*ENTRIES*:
########################################

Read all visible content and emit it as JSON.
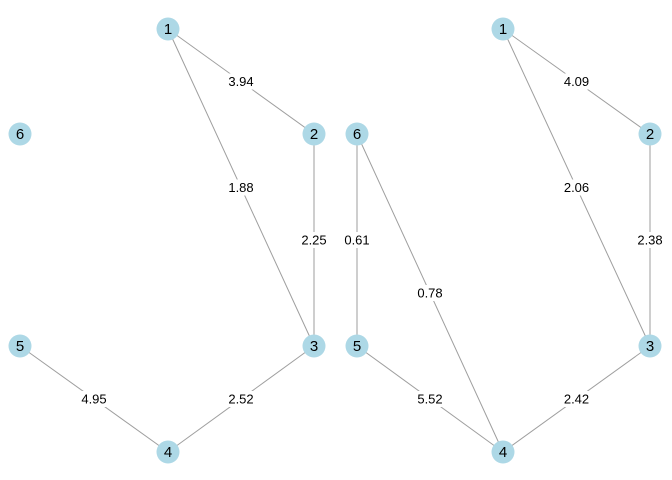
{
  "graphs": [
    {
      "nodes": [
        {
          "id": "1",
          "label": "1"
        },
        {
          "id": "2",
          "label": "2"
        },
        {
          "id": "3",
          "label": "3"
        },
        {
          "id": "4",
          "label": "4"
        },
        {
          "id": "5",
          "label": "5"
        },
        {
          "id": "6",
          "label": "6"
        }
      ],
      "edges": [
        {
          "from": "1",
          "to": "2",
          "weight": "3.94"
        },
        {
          "from": "1",
          "to": "3",
          "weight": "1.88"
        },
        {
          "from": "2",
          "to": "3",
          "weight": "2.25"
        },
        {
          "from": "3",
          "to": "4",
          "weight": "2.52"
        },
        {
          "from": "4",
          "to": "5",
          "weight": "4.95"
        }
      ]
    },
    {
      "nodes": [
        {
          "id": "1",
          "label": "1"
        },
        {
          "id": "2",
          "label": "2"
        },
        {
          "id": "3",
          "label": "3"
        },
        {
          "id": "4",
          "label": "4"
        },
        {
          "id": "5",
          "label": "5"
        },
        {
          "id": "6",
          "label": "6"
        }
      ],
      "edges": [
        {
          "from": "1",
          "to": "2",
          "weight": "4.09"
        },
        {
          "from": "1",
          "to": "3",
          "weight": "2.06"
        },
        {
          "from": "2",
          "to": "3",
          "weight": "2.38"
        },
        {
          "from": "3",
          "to": "4",
          "weight": "2.42"
        },
        {
          "from": "4",
          "to": "5",
          "weight": "5.52"
        },
        {
          "from": "4",
          "to": "6",
          "weight": "0.78"
        },
        {
          "from": "5",
          "to": "6",
          "weight": "0.61"
        }
      ]
    }
  ],
  "colors": {
    "node_fill": "#add8e6",
    "edge_stroke": "#9e9e9e",
    "text": "#000000"
  }
}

########################################

*GIVEN TASK*: Reproduce each entry verbatim, excluding any embedded images.

*TASK ANSWER*:
Read all visible content and emit it as JSON.
{
  "graphs": [
    {
      "nodes": [
        {
          "id": "1",
          "label": "1"
        },
        {
          "id": "2",
          "label": "2"
        },
        {
          "id": "3",
          "label": "3"
        },
        {
          "id": "4",
          "label": "4"
        },
        {
          "id": "5",
          "label": "5"
        },
        {
          "id": "6",
          "label": "6"
        }
      ],
      "edges": [
        {
          "from": "1",
          "to": "2",
          "weight": "3.94"
        },
        {
          "from": "1",
          "to": "3",
          "weight": "1.88"
        },
        {
          "from": "2",
          "to": "3",
          "weight": "2.25"
        },
        {
          "from": "3",
          "to": "4",
          "weight": "2.52"
        },
        {
          "from": "4",
          "to": "5",
          "weight": "4.95"
        }
      ]
    },
    {
      "nodes": [
        {
          "id": "1",
          "label": "1"
        },
        {
          "id": "2",
          "label": "2"
        },
        {
          "id": "3",
          "label": "3"
        },
        {
          "id": "4",
          "label": "4"
        },
        {
          "id": "5",
          "label": "5"
        },
        {
          "id": "6",
          "label": "6"
        }
      ],
      "edges": [
        {
          "from": "1",
          "to": "2",
          "weight": "4.09"
        },
        {
          "from": "1",
          "to": "3",
          "weight": "2.06"
        },
        {
          "from": "2",
          "to": "3",
          "weight": "2.38"
        },
        {
          "from": "3",
          "to": "4",
          "weight": "2.42"
        },
        {
          "from": "4",
          "to": "5",
          "weight": "5.52"
        },
        {
          "from": "4",
          "to": "6",
          "weight": "0.78"
        },
        {
          "from": "5",
          "to": "6",
          "weight": "0.61"
        }
      ]
    }
  ],
  "colors": {
    "node_fill": "#add8e6",
    "edge_stroke": "#9e9e9e",
    "text": "#000000"
  }
}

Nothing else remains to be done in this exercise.